WORK TO BE COMPLETED -> In the entries that follow, rename "mug-image" to "product-image" and reproduce every line with nothing else changed. Omit the pictures from your output.

INPUT FOR THIS TASK ->
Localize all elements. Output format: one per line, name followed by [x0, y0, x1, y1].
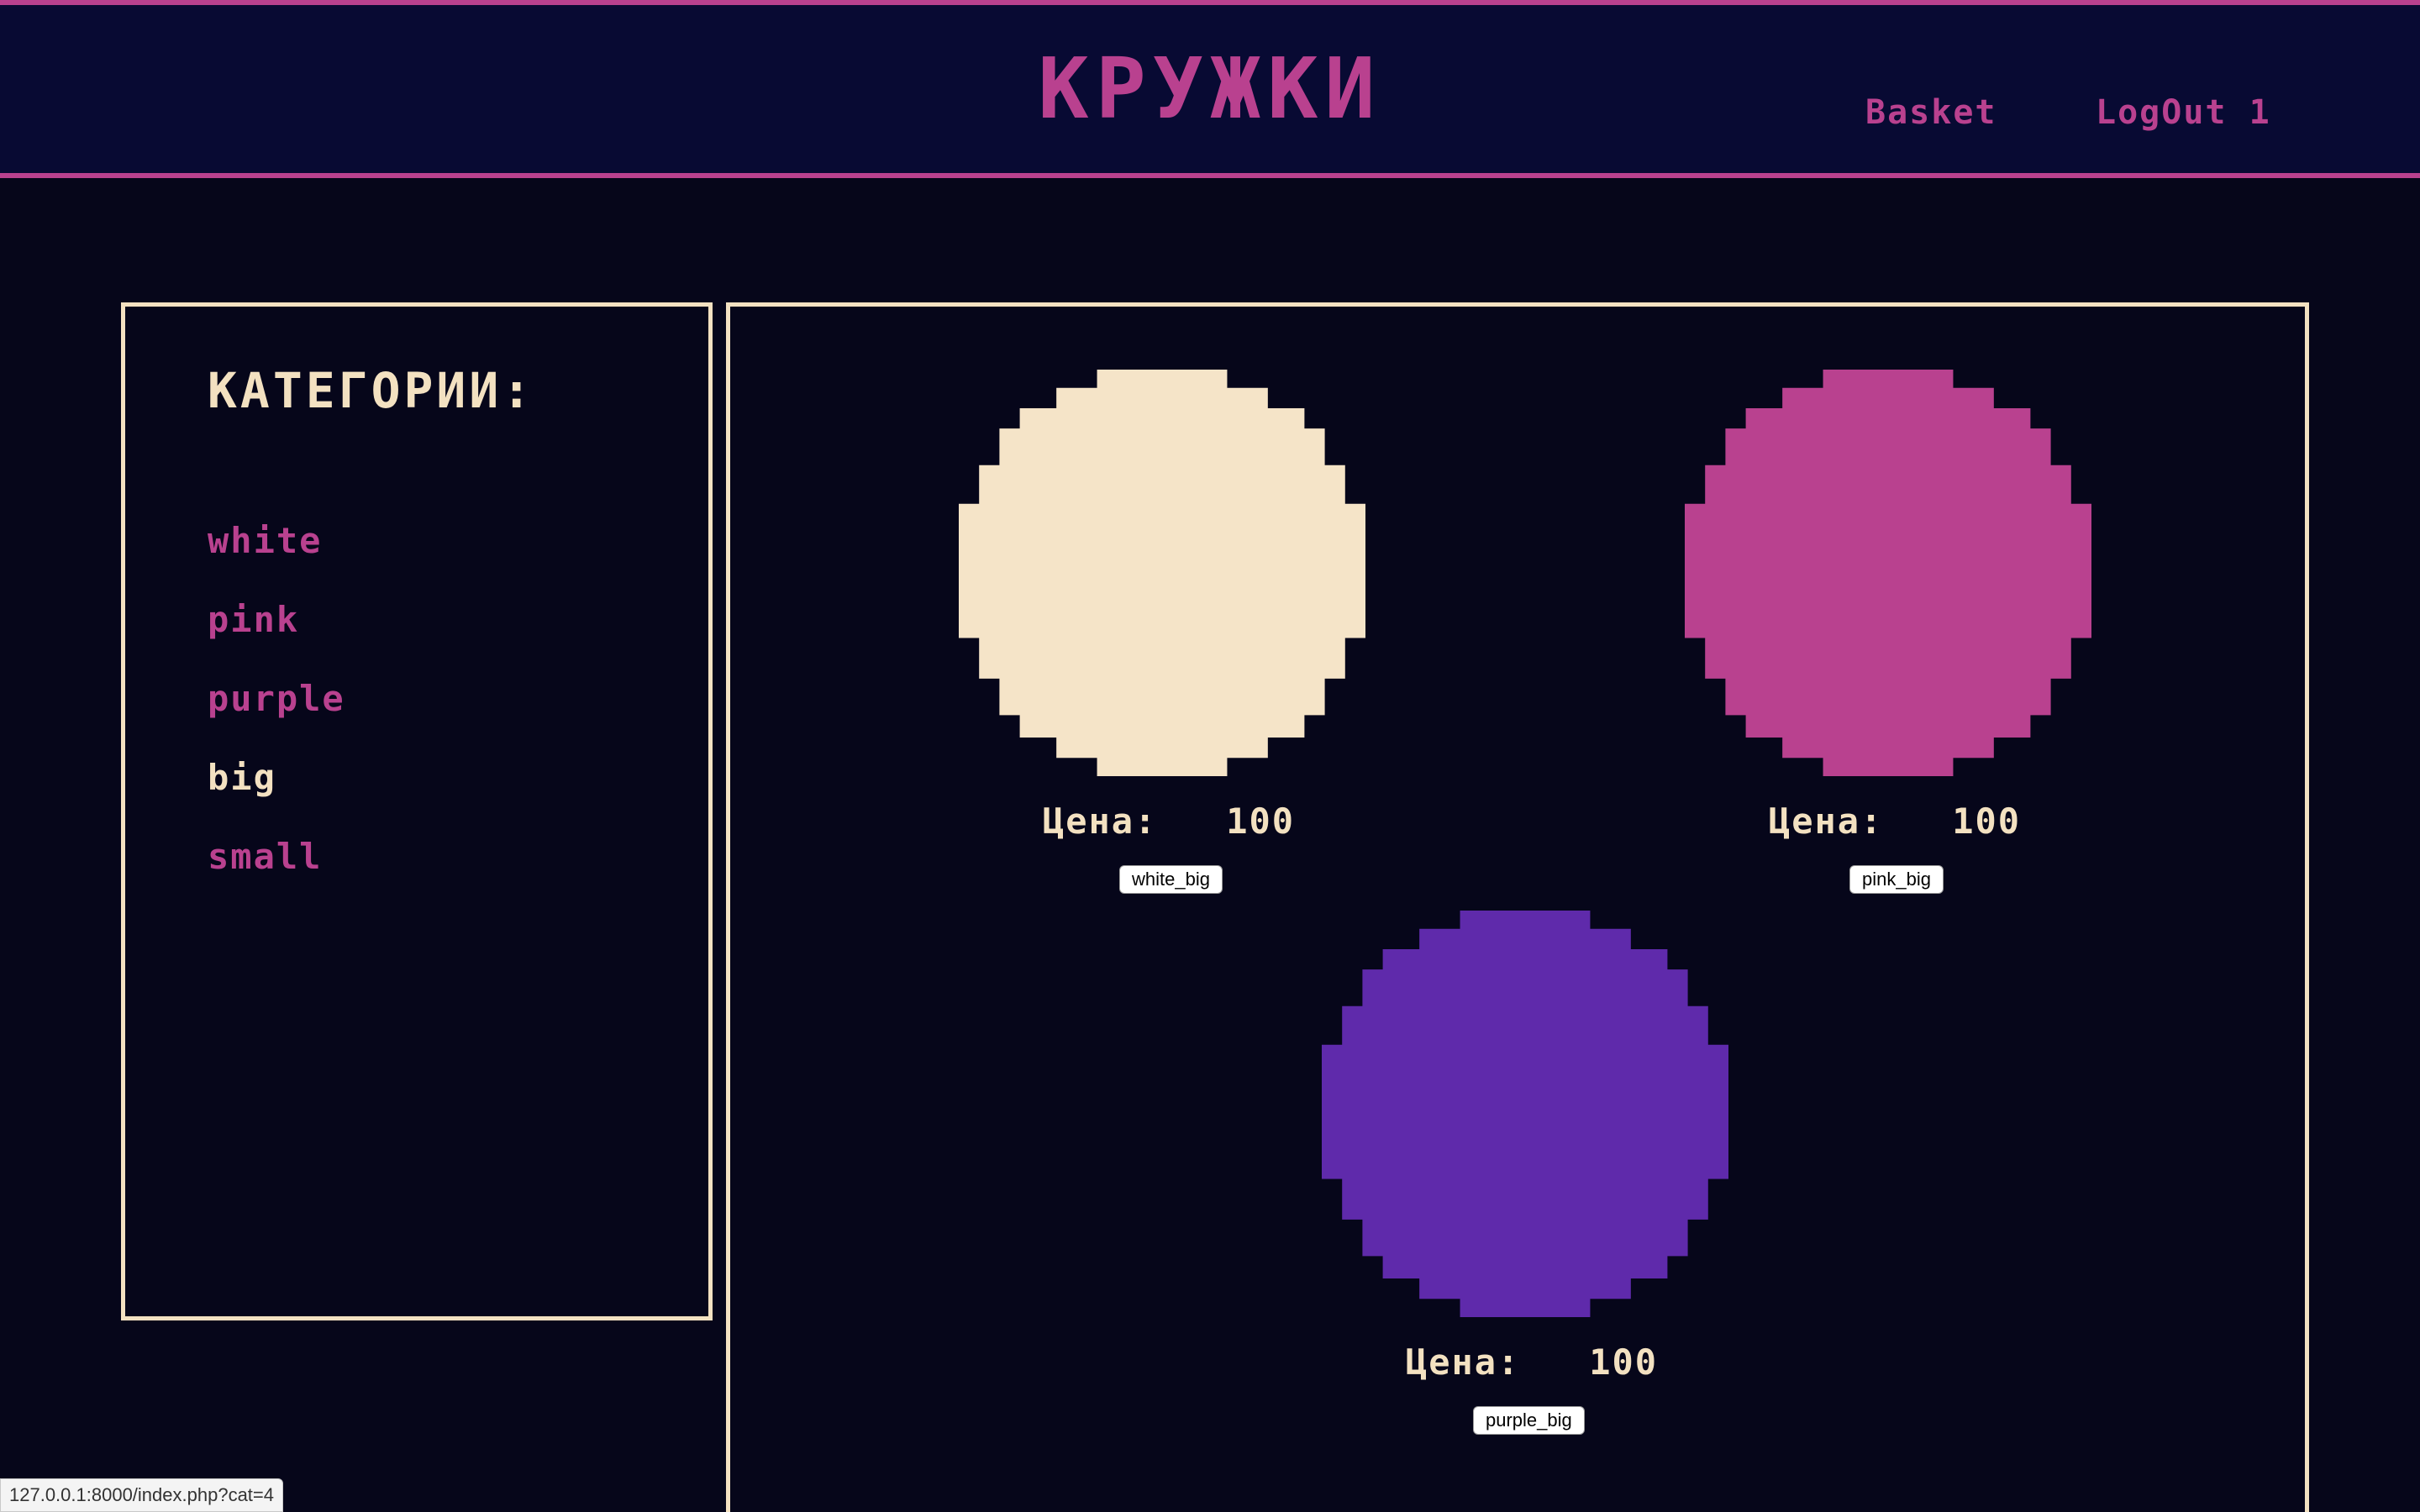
product-price: Цена: 100	[945, 796, 1392, 847]
price-label: Цена:	[1042, 801, 1203, 842]
category-purple[interactable]: purple	[208, 659, 345, 738]
product-grid: Цена: 100 white_big Цена: 100 pink_big Ц…	[726, 302, 2309, 1512]
price-label: Цена:	[1405, 1341, 1566, 1383]
price-label: Цена:	[1768, 801, 1929, 842]
category-white[interactable]: white	[208, 501, 345, 580]
product-button[interactable]: white_big	[1119, 865, 1223, 894]
logout-link[interactable]: LogOut 1	[2096, 89, 2271, 136]
categories-sidebar: КАТЕГОРИИ: white pink purple big small	[121, 302, 713, 1320]
category-small[interactable]: small	[208, 817, 345, 896]
product-button[interactable]: pink_big	[1849, 865, 1944, 894]
category-big[interactable]: big	[208, 738, 345, 817]
product-price: Цена: 100	[1308, 1337, 1755, 1388]
categories-heading: КАТЕГОРИИ:	[208, 362, 535, 419]
basket-link[interactable]: Basket	[1865, 89, 1997, 136]
status-bar-url: 127.0.0.1:8000/index.php?cat=4	[0, 1478, 283, 1512]
page: КРУЖКИ Basket LogOut 1 КАТЕГОРИИ: white …	[0, 0, 2420, 1512]
price-value: 100	[1952, 801, 2022, 842]
site-title: КРУЖКИ	[1038, 39, 1382, 138]
mug-image[interactable]	[1322, 911, 1728, 1317]
mug-image[interactable]	[959, 370, 1365, 776]
category-pink[interactable]: pink	[208, 580, 345, 659]
product-price: Цена: 100	[1671, 796, 2118, 847]
mug-image[interactable]	[1685, 370, 2091, 776]
category-list: white pink purple big small	[208, 501, 345, 896]
header: КРУЖКИ Basket LogOut 1	[0, 0, 2420, 178]
product-button[interactable]: purple_big	[1473, 1406, 1585, 1435]
price-value: 100	[1226, 801, 1296, 842]
price-value: 100	[1589, 1341, 1659, 1383]
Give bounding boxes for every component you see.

REPLY TO THE TASK ->
Localize all elements. Output format: one per line, name followed by [x0, y0, x1, y1].
product-price: Цена: 100	[945, 796, 1392, 847]
price-label: Цена:	[1042, 801, 1203, 842]
category-purple[interactable]: purple	[208, 659, 345, 738]
product-grid: Цена: 100 white_big Цена: 100 pink_big Ц…	[726, 302, 2309, 1512]
price-label: Цена:	[1405, 1341, 1566, 1383]
price-label: Цена:	[1768, 801, 1929, 842]
category-white[interactable]: white	[208, 501, 345, 580]
product-button[interactable]: white_big	[1119, 865, 1223, 894]
logout-link[interactable]: LogOut 1	[2096, 89, 2271, 136]
categories-sidebar: КАТЕГОРИИ: white pink purple big small	[121, 302, 713, 1320]
category-small[interactable]: small	[208, 817, 345, 896]
product-button[interactable]: pink_big	[1849, 865, 1944, 894]
category-big[interactable]: big	[208, 738, 345, 817]
product-price: Цена: 100	[1308, 1337, 1755, 1388]
categories-heading: КАТЕГОРИИ:	[208, 362, 535, 419]
basket-link[interactable]: Basket	[1865, 89, 1997, 136]
status-bar-url: 127.0.0.1:8000/index.php?cat=4	[0, 1478, 283, 1512]
page: КРУЖКИ Basket LogOut 1 КАТЕГОРИИ: white …	[0, 0, 2420, 1512]
price-value: 100	[1952, 801, 2022, 842]
site-title: КРУЖКИ	[1038, 39, 1382, 138]
product-image[interactable]	[1322, 911, 1728, 1317]
product-image[interactable]	[959, 370, 1365, 776]
category-pink[interactable]: pink	[208, 580, 345, 659]
product-price: Цена: 100	[1671, 796, 2118, 847]
product-image[interactable]	[1685, 370, 2091, 776]
category-list: white pink purple big small	[208, 501, 345, 896]
header: КРУЖКИ Basket LogOut 1	[0, 0, 2420, 178]
product-button[interactable]: purple_big	[1473, 1406, 1585, 1435]
price-value: 100	[1226, 801, 1296, 842]
price-value: 100	[1589, 1341, 1659, 1383]
Give bounding boxes for every component you see.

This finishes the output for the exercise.